Reproduce all records exactly.
━━━ EXERCISE DATA
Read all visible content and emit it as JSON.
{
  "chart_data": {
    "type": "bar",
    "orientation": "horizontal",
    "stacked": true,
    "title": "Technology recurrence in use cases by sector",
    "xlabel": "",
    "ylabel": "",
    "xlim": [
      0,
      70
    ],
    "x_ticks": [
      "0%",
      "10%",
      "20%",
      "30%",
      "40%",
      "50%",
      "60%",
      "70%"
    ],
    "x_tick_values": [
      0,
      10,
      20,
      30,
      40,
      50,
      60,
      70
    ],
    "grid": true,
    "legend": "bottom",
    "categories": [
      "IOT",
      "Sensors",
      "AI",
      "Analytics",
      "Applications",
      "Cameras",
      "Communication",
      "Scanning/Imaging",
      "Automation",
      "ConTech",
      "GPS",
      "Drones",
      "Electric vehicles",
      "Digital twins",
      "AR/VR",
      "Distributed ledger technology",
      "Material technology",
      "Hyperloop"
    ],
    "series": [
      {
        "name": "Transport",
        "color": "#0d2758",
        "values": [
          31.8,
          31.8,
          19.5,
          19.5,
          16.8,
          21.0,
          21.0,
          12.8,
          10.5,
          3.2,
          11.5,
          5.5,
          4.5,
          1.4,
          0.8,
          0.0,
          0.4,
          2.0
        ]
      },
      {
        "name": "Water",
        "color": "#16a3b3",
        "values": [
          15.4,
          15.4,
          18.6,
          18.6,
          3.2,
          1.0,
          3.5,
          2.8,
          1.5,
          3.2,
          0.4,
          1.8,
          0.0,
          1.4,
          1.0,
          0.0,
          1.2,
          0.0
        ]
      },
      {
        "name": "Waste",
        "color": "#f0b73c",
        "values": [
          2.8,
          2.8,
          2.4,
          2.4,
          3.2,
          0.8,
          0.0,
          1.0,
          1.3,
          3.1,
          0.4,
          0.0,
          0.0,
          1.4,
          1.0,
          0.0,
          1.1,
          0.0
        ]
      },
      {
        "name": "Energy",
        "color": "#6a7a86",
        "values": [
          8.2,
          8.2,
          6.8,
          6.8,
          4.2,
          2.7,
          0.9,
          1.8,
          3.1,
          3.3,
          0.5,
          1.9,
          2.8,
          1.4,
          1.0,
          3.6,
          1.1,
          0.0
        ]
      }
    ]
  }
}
━━━━━━
▶ ANSWER TO THE EXERCISE:
Read all visible content and emit it as JSON.
{
  "chart_data": {
    "type": "bar",
    "orientation": "horizontal",
    "stacked": true,
    "title": "Technology recurrence in use cases by sector",
    "xlabel": "",
    "ylabel": "",
    "xlim": [
      0,
      70
    ],
    "x_ticks": [
      "0%",
      "10%",
      "20%",
      "30%",
      "40%",
      "50%",
      "60%",
      "70%"
    ],
    "x_tick_values": [
      0,
      10,
      20,
      30,
      40,
      50,
      60,
      70
    ],
    "grid": true,
    "legend": "bottom",
    "categories": [
      "IOT",
      "Sensors",
      "AI",
      "Analytics",
      "Applications",
      "Cameras",
      "Communication",
      "Scanning/Imaging",
      "Automation",
      "ConTech",
      "GPS",
      "Drones",
      "Electric vehicles",
      "Digital twins",
      "AR/VR",
      "Distributed ledger technology",
      "Material technology",
      "Hyperloop"
    ],
    "series": [
      {
        "name": "Transport",
        "color": "#0d2758",
        "values": [
          31.8,
          31.8,
          19.5,
          19.5,
          16.8,
          21.0,
          21.0,
          12.8,
          10.5,
          3.2,
          11.5,
          5.5,
          4.5,
          1.4,
          0.8,
          0.0,
          0.4,
          2.0
        ]
      },
      {
        "name": "Water",
        "color": "#16a3b3",
        "values": [
          15.4,
          15.4,
          18.6,
          18.6,
          3.2,
          1.0,
          3.5,
          2.8,
          1.5,
          3.2,
          0.4,
          1.8,
          0.0,
          1.4,
          1.0,
          0.0,
          1.2,
          0.0
        ]
      },
      {
        "name": "Waste",
        "color": "#f0b73c",
        "values": [
          2.8,
          2.8,
          2.4,
          2.4,
          3.2,
          0.8,
          0.0,
          1.0,
          1.3,
          3.1,
          0.4,
          0.0,
          0.0,
          1.4,
          1.0,
          0.0,
          1.1,
          0.0
        ]
      },
      {
        "name": "Energy",
        "color": "#6a7a86",
        "values": [
          8.2,
          8.2,
          6.8,
          6.8,
          4.2,
          2.7,
          0.9,
          1.8,
          3.1,
          3.3,
          0.5,
          1.9,
          2.8,
          1.4,
          1.0,
          3.6,
          1.1,
          0.0
        ]
      }
    ]
  }
}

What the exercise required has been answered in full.